>> start EXTRACT PROVIDED
System Optimization criteria:

‘The trip times on all the routes actually used are equal and less than those which would be
experienced by a single vehicle on any unused route’.
The system optimization is based on ‘marginal cost concept’ of economics.
Let us consider a link carrying traffic volume in vehicle/hr. As the traffic volume increases the travel
time on the link also increases. This increase per unit volume becomes more after certain volume on
the link. In terms of marginal travel time, the increase becomes exponential after certain value of
traffic volume. As can be seen from the figure, the increase in average travel time per mile with
increase in traffic volume from nil to 3000 veh/hr is from 5 min/mile to 15 min/mile, whereas, the
increase in marginal travel time is from 5 min/mile to 105 min/mile during the same change in
volume. It indicates that the entry of one vehicle at a flow of 3000 veh/hr increases the travel time
effect by 90 min/mile (=105 – 15 min/mile).
>> end EXTRACT PROVIDED
>> start DATA LINES
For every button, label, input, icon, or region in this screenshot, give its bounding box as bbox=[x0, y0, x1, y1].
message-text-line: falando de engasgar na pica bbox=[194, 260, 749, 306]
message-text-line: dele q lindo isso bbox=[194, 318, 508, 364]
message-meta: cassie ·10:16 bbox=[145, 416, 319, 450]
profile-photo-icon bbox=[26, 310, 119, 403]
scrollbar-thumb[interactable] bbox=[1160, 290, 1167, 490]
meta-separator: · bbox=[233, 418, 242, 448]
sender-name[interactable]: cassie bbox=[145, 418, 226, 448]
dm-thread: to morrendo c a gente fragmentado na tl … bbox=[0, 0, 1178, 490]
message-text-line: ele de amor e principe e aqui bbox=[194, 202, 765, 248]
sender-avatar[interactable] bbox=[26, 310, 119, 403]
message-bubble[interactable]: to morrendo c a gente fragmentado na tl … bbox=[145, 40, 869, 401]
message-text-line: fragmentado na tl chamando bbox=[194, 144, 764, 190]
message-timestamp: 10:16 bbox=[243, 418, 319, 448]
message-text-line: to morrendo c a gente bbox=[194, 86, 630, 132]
>> end DATA LINES
>> start DATA LINES
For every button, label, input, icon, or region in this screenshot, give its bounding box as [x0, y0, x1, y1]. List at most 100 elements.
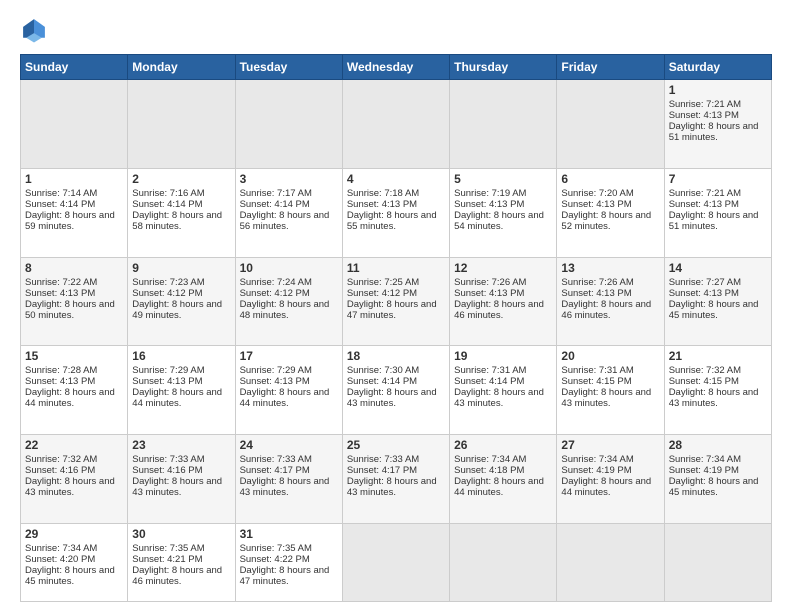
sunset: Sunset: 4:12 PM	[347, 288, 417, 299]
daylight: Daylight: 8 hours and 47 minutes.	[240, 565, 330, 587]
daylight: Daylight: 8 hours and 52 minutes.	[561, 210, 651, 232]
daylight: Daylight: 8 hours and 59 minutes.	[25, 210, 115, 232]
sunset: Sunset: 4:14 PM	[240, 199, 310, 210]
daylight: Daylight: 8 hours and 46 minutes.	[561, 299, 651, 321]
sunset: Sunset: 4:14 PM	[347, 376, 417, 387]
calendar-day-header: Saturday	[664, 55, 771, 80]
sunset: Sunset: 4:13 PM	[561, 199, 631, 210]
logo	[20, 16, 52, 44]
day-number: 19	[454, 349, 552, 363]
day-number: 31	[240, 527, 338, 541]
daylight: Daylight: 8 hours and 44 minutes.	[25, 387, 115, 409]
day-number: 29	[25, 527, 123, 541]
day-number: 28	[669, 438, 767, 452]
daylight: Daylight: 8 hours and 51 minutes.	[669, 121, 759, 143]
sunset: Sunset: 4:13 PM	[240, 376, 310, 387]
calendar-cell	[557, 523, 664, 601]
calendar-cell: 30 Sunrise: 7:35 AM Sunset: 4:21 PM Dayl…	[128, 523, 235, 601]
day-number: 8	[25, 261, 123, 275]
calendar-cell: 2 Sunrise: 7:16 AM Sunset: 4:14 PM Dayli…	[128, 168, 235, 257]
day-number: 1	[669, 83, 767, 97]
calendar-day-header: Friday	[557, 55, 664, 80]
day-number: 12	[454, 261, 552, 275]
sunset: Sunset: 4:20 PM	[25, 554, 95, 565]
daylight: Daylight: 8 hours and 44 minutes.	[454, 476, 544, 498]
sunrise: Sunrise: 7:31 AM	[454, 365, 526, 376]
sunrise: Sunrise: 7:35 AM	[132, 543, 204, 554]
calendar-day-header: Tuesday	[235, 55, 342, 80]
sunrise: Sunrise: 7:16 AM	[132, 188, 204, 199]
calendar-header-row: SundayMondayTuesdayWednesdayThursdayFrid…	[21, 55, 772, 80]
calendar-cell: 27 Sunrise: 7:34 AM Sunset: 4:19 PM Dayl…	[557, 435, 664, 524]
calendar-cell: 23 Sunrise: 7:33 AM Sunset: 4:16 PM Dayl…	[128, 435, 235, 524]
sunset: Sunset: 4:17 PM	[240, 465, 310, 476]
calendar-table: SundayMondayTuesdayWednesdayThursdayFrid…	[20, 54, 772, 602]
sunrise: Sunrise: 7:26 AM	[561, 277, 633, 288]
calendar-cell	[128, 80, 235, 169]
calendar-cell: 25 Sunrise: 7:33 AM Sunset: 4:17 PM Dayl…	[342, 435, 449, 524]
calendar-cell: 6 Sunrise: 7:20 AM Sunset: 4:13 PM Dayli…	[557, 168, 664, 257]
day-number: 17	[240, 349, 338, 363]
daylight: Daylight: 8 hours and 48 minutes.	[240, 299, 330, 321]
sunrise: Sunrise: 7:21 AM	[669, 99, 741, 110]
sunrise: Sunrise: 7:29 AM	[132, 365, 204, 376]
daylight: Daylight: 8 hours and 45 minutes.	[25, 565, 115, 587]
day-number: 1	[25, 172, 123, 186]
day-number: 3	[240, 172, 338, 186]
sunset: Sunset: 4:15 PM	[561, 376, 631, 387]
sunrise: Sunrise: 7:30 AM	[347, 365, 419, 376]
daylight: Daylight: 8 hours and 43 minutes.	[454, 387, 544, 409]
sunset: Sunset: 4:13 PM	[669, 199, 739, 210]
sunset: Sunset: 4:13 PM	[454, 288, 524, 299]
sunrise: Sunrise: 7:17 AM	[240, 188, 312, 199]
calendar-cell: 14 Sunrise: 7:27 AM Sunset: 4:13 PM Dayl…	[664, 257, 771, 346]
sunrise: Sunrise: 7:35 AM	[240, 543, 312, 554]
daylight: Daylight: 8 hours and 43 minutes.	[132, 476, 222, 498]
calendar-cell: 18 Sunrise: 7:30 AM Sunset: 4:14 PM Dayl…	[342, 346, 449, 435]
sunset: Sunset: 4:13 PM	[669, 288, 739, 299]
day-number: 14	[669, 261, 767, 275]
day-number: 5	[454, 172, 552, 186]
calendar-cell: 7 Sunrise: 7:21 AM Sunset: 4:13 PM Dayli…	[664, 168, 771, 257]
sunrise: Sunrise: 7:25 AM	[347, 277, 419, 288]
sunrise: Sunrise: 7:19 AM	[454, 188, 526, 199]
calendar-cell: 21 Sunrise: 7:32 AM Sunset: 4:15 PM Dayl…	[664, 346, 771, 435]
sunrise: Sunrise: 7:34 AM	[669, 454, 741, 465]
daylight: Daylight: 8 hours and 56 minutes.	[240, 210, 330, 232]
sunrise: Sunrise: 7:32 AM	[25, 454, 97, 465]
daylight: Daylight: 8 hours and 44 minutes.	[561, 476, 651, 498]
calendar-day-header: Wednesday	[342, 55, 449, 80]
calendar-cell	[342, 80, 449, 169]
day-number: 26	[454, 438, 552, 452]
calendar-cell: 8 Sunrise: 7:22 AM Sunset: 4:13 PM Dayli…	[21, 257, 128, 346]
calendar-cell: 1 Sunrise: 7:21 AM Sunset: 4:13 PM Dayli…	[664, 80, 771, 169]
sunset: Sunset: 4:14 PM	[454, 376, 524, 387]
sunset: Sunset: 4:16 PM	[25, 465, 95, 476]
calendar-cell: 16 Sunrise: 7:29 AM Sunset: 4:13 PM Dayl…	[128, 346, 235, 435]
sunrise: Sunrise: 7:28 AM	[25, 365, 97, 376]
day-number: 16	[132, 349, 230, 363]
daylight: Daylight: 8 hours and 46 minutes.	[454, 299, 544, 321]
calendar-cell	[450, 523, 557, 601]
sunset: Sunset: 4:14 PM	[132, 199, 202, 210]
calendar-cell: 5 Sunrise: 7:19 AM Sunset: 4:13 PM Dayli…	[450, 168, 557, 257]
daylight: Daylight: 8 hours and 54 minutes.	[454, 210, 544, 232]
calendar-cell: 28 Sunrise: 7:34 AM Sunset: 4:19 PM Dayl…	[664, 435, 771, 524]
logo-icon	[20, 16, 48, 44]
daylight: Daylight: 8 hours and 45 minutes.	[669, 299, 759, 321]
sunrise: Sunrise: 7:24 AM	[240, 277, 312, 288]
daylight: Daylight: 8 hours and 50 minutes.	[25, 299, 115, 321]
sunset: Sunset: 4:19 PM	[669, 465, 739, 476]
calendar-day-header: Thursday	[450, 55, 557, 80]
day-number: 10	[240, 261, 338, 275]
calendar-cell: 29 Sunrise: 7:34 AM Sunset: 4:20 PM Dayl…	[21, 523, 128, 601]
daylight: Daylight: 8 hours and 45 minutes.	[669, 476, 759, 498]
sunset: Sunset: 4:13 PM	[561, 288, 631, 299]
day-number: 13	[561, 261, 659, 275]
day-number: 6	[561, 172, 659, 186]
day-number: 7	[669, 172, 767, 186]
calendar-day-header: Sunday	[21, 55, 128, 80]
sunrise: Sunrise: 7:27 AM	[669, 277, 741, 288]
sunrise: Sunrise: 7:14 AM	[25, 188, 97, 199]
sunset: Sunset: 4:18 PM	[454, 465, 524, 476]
>> end DATA LINES
_DIRECTIONS_
**A.** From the passage on system optimization, reproduce word for word everything between "The system optimization" and "(=105 – 15 min/mile).", inclusive.
**B.** In one to three sentences, explain how the passage on system optimization arrives at the figure of 90 min/mile for one vehicle entering at a flow of 3000 veh/hr.

_ANSWER LIST_
**A.**
The system optimization is based on ‘marginal cost concept’ of economics.
Let us consider a link carrying traffic volume in vehicle/hr. As the traffic volume increases the travel
time on the link also increases. This increase per unit volume becomes more after certain volume on
the link. In terms of marginal travel time, the increase becomes exponential after certain value of
traffic volume. As can be seen from the figure, the increase in average travel time per mile with
increase in traffic volume from nil to 3000 veh/hr is from 5 min/mile to 15 min/mile, whereas, the
increase in marginal travel time is from 5 min/mile to 105 min/mile during the same change in
volume. It indicates that the entry of one vehicle at a flow of 3000 veh/hr increases the travel time
effect by 90 min/mile (=105 – 15 min/mile).

**B.** At 3000 veh/hr, the marginal travel time has reached 105 min/mile, while the average travel time is only 15 min/mile. The passage takes the difference between the two (105 – 15), which shows that one more vehicle at that flow adds 90 min/mile to the travel time effect.